Fonds à impact Social


Les fonds à impact « ont pour objet d’investir les liquidités de leurs clients dans des projets à fort impact social ou environnement, suivant les principes de l’investissement à impact », définit l’Avise. En clair, si les contrats à impact social s’attachent à des programmes précis, de durée limitée, les fonds à impact visent plus large, sur des projets de plus long terme. Exemple avec le fonds « Hémisphère ».

« Hémisphère », joli nom pour un fonds à impact social ! Le 15 mars 2017, le groupe de la Société nationale immobilière (SNI) de la Caisse des dépôts annonce la création de ce fonds. Dans une tribune au Monde daté du 11 avril 2017, Vincent Mahé, secrétaire général du groupe SNI, estime que ce fonds « permet au social impact bonds de franchir un nouveau cap ». Cette fois, l’investisseur privé ne risque plus rien ; plus question de perdre sa mise au cas où les objectifs sociaux fixés comme dans les contrats à impact social ne sont pas atteints.

Ce Fonds doté de 100 millions d’euros rachète, dans un premier temps, 62 hôtels de type Formule 1, (à terme une centaine d’hôtels). Ces derniers seront transformés en résidence hôtelière à vocation sociale et loués à Adoma, chargé de gérer l’hébergement et l’accompagnement social.

Éléments:
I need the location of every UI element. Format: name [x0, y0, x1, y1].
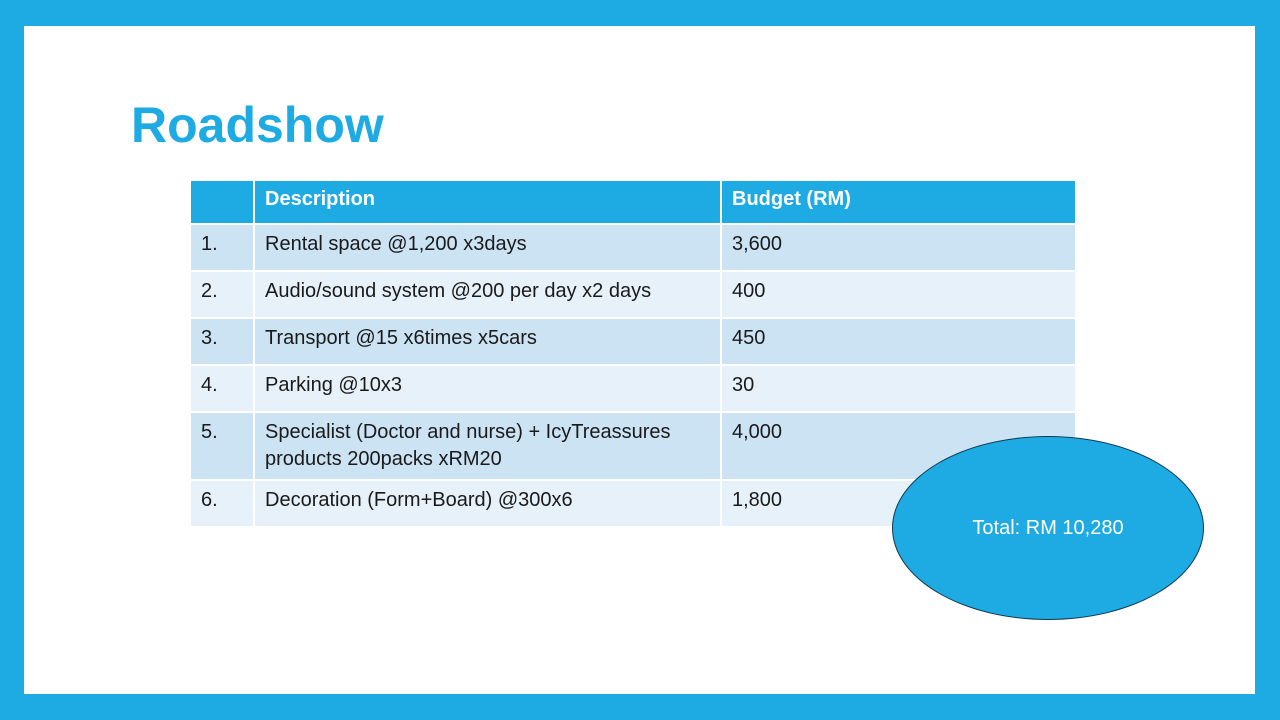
slide-title: Roadshow: [131, 97, 384, 153]
row-number: 6.: [189, 479, 255, 528]
row-number: 3.: [189, 317, 255, 366]
table-header-row: Description Budget (RM): [189, 179, 1077, 225]
row-description: Rental space @1,200 x3days: [253, 223, 722, 272]
row-budget: 400: [720, 270, 1077, 319]
row-budget: 30: [720, 364, 1077, 413]
table-row: 1. Rental space @1,200 x3days 3,600: [189, 223, 1077, 272]
table-row: 2. Audio/sound system @200 per day x2 da…: [189, 270, 1077, 319]
total-label: Total: RM 10,280: [972, 516, 1124, 539]
header-number: [189, 179, 255, 225]
row-description: Transport @15 x6times x5cars: [253, 317, 722, 366]
row-budget: 3,600: [720, 223, 1077, 272]
table-row: 5. Specialist (Doctor and nurse) + IcyTr…: [189, 411, 1077, 481]
row-number: 5.: [189, 411, 255, 481]
table-row: 4. Parking @10x3 30: [189, 364, 1077, 413]
row-number: 4.: [189, 364, 255, 413]
row-description: Audio/sound system @200 per day x2 days: [253, 270, 722, 319]
total-callout: Total: RM 10,280: [892, 436, 1204, 620]
slide: Roadshow Description Budget (RM) 1. Rent…: [24, 26, 1255, 694]
row-description: Specialist (Doctor and nurse) + IcyTreas…: [253, 411, 722, 481]
header-budget: Budget (RM): [720, 179, 1077, 225]
budget-table: Description Budget (RM) 1. Rental space …: [189, 179, 1077, 528]
row-number: 2.: [189, 270, 255, 319]
row-description: Parking @10x3: [253, 364, 722, 413]
header-description: Description: [253, 179, 722, 225]
table-row: 3. Transport @15 x6times x5cars 450: [189, 317, 1077, 366]
row-number: 1.: [189, 223, 255, 272]
row-description: Decoration (Form+Board) @300x6: [253, 479, 722, 528]
row-budget: 450: [720, 317, 1077, 366]
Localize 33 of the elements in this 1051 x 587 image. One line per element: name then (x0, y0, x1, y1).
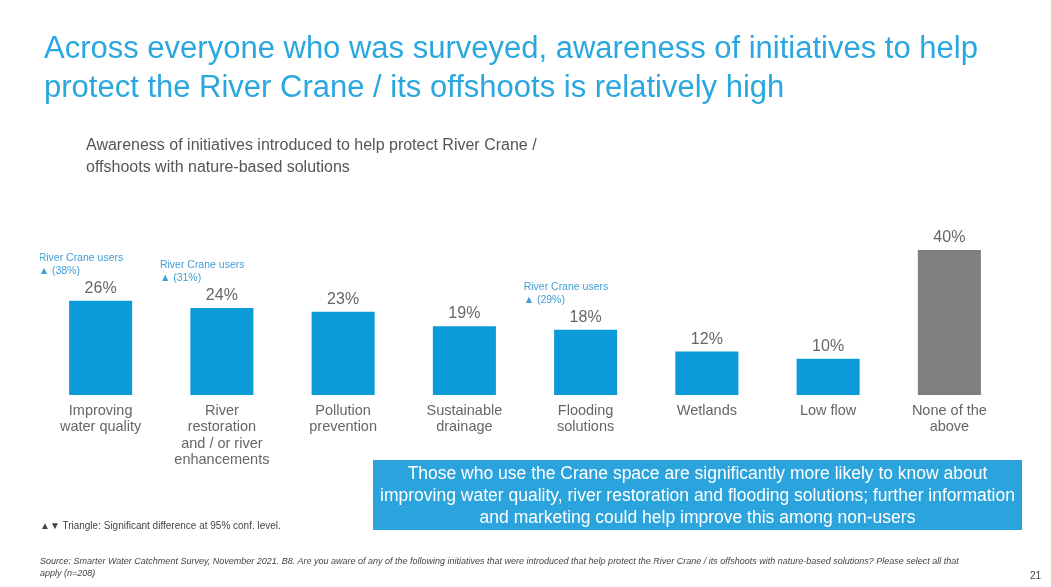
text: ▲▼ Triangle: Significant difference at 95% conf. level. (40, 520, 281, 531)
x-tick-label: River restoration and / or river enhancements (174, 401, 270, 467)
bar (917, 250, 981, 395)
bar (69, 300, 133, 395)
x-tick-label: None of the above (911, 401, 987, 434)
data-label: 18% (569, 307, 602, 325)
x-tick-label: Sustainable drainage (426, 401, 503, 434)
data-label: 19% (448, 304, 481, 322)
bar (796, 358, 860, 395)
annotation: River Crane users ▲ (38%) (38, 250, 124, 276)
data-label: 10% (812, 336, 845, 354)
data-label: 40% (933, 228, 966, 245)
x-tick-label: Pollution prevention (309, 401, 377, 434)
chart-subtitle: Awareness of initiatives introduced to help protect River Crane / offshoots with nature-based solutions (86, 135, 538, 177)
bar (190, 308, 254, 395)
data-label: 12% (690, 329, 723, 347)
bar (554, 329, 618, 395)
x-tick-label: Improving water quality (58, 401, 143, 434)
x-tick-label: Low flow (799, 401, 857, 418)
text: Those who use the Crane space are significantly more likely to know about improving water quality, river restoration and flooding solutions; further information and marketing could help improve this among non-users (373, 460, 1022, 530)
bar (311, 311, 375, 395)
bar (432, 326, 496, 395)
source-note: Source: Smarter Water Catchment Survey, November 2021. B8. Are you aware of any of the following initiatives that were introduced that help protect the River Crane / its offshoots with nature-based solutions? Please select all that apply (n=208) (40, 555, 960, 579)
x-tick-label: Flooding solutions (557, 401, 615, 434)
text: 21 (1030, 570, 1042, 581)
annotation: River Crane users ▲ (29%) (523, 279, 609, 305)
data-label: 24% (205, 286, 238, 303)
x-tick-label: Wetlands (676, 401, 737, 418)
data-label: 23% (327, 289, 360, 307)
chart-title: Across everyone who was surveyed, awareness of initiatives to help protect the River Crane / its offshoots is relatively high (44, 29, 979, 106)
bar (675, 351, 739, 395)
annotation: River Crane users ▲ (31%) (159, 258, 245, 283)
data-label: 26% (84, 278, 117, 296)
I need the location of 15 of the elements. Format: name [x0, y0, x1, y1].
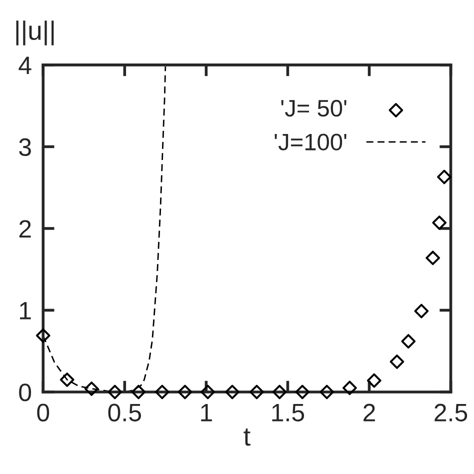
x-tick-label: 1	[201, 404, 212, 422]
x-tick-label: 0.5	[108, 404, 141, 422]
x-tick-label: 1.5	[272, 404, 304, 422]
y-tick-label: 0	[19, 384, 32, 402]
y-tick-label: 4	[18, 56, 32, 74]
y-tick-label: 2	[19, 220, 31, 238]
legend-label: 'J= 50'	[281, 100, 346, 117]
y-tick-label: 3	[19, 138, 31, 156]
x-tick-label: 0	[37, 404, 50, 422]
x-tick-label: 2.5	[434, 404, 468, 422]
y-tick-label: 1	[20, 302, 31, 320]
x-axis-title: t	[244, 428, 250, 446]
x-tick-label: 2	[364, 404, 375, 422]
y-axis-title: ||u||	[16, 20, 54, 46]
legend-label: 'J=100'	[274, 134, 346, 150]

Travail à faire:
(a) D'après le texte sur les fonds à impact social, combien d'hôtels le fonds « Hémisphère » rachète-t-il dans un premier temps ?
(b) Recopiez le passage du texte sur les fonds à impact social depuis « Ce Fonds doté » jusqu'à « et l’accompagnement social. » inclus.

Réponses par tâche:
(a) Il rachète 62 hôtels de type Formule 1.

(b)
Ce Fonds doté de 100 millions d’euros rachète, dans un premier temps, 62 hôtels de type Formule 1, (à terme une centaine d’hôtels). Ces derniers seront transformés en résidence hôtelière à vocation sociale et loués à Adoma, chargé de gérer l’hébergement et l’accompagnement social.